== DATA SECTION

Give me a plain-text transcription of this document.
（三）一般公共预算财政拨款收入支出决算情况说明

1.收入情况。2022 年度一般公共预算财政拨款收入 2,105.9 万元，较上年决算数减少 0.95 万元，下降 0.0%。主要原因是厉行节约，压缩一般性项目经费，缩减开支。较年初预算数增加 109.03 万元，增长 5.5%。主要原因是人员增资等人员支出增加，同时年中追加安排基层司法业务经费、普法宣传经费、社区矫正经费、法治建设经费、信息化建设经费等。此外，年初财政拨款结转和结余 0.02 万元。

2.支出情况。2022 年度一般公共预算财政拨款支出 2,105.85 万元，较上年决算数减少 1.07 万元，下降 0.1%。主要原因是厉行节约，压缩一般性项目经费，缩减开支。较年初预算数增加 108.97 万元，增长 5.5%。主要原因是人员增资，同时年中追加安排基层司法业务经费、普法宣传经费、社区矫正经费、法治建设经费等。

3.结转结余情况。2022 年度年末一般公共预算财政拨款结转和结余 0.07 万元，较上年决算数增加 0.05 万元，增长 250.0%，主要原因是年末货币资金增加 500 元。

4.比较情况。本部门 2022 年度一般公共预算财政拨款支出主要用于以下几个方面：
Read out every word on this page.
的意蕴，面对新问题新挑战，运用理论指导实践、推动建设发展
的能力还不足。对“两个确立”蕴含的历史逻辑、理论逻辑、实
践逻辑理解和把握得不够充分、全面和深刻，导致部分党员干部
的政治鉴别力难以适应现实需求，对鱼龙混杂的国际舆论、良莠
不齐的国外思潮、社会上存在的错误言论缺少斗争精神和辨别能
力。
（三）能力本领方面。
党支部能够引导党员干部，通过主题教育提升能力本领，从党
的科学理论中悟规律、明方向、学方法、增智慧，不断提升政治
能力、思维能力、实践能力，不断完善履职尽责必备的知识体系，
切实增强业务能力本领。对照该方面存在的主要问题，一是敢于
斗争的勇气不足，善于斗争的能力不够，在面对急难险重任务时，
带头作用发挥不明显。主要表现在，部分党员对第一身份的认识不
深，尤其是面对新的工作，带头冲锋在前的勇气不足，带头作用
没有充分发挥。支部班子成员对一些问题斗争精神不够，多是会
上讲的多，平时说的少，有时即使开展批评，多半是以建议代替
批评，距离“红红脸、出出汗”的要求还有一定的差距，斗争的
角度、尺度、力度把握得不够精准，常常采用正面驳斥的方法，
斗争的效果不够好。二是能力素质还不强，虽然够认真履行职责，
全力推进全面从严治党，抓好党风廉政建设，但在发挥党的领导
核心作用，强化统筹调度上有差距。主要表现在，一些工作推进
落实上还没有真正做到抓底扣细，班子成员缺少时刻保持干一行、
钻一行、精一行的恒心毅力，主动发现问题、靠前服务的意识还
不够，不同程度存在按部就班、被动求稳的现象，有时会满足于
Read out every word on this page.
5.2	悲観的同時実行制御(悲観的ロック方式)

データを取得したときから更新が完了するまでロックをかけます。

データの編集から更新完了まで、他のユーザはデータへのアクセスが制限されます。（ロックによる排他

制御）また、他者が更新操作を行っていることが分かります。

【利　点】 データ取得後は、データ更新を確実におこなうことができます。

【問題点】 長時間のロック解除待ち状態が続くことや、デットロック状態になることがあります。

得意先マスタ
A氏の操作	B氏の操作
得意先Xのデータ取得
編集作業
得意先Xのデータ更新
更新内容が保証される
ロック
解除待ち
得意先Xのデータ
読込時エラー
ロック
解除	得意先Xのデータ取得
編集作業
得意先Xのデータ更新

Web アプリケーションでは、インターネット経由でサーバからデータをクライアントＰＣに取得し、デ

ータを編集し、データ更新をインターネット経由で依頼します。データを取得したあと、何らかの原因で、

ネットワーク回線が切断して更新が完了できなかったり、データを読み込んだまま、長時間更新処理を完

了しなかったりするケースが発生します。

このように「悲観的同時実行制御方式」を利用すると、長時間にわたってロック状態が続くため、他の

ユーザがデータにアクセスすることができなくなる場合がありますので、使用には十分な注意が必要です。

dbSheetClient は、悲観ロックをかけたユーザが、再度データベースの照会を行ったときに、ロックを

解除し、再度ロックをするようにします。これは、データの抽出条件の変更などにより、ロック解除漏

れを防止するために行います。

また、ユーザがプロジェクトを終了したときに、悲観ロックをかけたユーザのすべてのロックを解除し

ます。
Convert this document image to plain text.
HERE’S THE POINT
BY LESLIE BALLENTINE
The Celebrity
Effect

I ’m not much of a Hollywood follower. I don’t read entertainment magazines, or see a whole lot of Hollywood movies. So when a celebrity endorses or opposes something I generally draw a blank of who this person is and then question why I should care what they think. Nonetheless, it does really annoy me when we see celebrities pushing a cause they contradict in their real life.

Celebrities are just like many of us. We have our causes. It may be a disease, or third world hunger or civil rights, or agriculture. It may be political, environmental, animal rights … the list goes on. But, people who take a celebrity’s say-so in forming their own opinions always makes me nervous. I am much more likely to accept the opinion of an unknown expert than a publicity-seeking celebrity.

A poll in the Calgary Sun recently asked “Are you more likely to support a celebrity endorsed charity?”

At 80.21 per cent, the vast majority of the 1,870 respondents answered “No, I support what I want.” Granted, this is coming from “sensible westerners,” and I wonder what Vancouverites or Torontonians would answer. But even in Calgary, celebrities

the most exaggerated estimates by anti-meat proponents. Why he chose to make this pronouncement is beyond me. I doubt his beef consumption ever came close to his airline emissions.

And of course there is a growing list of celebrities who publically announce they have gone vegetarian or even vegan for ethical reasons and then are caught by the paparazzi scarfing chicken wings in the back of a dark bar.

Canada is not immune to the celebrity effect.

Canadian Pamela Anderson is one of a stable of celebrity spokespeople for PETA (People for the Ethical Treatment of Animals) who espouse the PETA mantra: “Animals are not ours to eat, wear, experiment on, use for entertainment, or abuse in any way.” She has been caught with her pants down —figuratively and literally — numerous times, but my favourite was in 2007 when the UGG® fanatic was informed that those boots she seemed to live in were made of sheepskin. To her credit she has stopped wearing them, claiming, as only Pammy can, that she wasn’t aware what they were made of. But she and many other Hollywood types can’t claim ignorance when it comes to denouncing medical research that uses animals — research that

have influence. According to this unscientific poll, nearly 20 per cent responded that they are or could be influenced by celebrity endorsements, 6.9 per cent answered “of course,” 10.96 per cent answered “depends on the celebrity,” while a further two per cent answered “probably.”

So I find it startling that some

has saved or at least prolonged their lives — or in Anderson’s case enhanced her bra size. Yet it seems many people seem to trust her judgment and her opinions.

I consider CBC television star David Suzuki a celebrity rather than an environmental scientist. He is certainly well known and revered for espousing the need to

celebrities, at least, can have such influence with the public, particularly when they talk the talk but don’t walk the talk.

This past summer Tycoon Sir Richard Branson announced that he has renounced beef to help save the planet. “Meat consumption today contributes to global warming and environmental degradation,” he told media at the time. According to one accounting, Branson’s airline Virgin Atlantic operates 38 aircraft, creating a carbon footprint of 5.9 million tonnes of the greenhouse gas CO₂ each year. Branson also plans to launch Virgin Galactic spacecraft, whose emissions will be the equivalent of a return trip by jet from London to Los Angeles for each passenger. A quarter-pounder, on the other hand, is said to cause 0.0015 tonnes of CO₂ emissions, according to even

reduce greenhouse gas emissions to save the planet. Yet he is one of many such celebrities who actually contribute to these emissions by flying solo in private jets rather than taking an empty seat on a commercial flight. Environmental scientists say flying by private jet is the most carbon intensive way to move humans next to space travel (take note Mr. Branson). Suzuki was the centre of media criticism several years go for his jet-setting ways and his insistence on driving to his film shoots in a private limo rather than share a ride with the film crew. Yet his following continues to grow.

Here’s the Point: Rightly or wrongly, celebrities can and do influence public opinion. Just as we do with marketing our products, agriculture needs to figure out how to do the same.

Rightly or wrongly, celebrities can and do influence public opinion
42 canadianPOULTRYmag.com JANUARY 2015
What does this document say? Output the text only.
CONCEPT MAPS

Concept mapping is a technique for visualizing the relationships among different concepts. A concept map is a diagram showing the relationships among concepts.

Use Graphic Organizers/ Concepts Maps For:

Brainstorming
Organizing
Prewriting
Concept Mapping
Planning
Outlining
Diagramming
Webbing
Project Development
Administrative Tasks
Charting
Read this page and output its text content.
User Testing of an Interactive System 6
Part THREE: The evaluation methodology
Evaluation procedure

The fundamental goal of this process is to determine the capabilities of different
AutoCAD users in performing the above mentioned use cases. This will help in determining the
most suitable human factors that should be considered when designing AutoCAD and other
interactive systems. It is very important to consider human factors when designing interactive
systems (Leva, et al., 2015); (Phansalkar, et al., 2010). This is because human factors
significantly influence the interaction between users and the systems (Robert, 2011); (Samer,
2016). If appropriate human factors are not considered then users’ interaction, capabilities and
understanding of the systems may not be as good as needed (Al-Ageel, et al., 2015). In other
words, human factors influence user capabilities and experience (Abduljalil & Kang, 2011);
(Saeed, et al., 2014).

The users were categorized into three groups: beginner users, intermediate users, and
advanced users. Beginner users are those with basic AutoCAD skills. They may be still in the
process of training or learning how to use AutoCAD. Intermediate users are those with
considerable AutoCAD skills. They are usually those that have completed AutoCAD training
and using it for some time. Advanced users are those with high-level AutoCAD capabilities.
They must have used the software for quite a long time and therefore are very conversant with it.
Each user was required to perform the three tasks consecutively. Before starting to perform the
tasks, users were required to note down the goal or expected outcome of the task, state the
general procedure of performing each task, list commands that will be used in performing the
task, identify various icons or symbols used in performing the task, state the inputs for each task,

====

[WHAT YOU WILL DO] Search the lines for "interaction". Copy each line that has it.

[THE ANSWER]
significantly influence the interaction between users and the systems (Robert, 2011); (Samer,
2016). If appropriate human factors are not considered then users’ interaction, capabilities and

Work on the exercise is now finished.